§ **Supplied data**
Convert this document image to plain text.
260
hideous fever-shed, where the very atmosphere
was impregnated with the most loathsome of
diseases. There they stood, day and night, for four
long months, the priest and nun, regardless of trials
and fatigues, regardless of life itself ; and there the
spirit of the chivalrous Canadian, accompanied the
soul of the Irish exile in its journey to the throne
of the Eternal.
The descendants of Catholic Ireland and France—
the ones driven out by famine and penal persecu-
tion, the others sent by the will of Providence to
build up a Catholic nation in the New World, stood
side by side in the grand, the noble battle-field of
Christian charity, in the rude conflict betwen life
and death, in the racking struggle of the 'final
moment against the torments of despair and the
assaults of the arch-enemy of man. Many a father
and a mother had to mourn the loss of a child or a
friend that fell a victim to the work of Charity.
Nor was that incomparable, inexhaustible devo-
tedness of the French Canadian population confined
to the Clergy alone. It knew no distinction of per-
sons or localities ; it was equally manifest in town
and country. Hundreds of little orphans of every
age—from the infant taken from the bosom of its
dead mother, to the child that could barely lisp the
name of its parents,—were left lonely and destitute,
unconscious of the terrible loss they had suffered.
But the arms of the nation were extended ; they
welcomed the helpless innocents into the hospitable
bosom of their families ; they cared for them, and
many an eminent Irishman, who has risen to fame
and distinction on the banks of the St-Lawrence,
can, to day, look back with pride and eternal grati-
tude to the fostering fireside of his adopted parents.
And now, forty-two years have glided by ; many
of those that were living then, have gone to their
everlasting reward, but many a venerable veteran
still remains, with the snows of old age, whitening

§ **Exercise directions**
Looking at the data above, how many lines hold the word "that"? Respond with the number alone.

§ **Exercise result**
4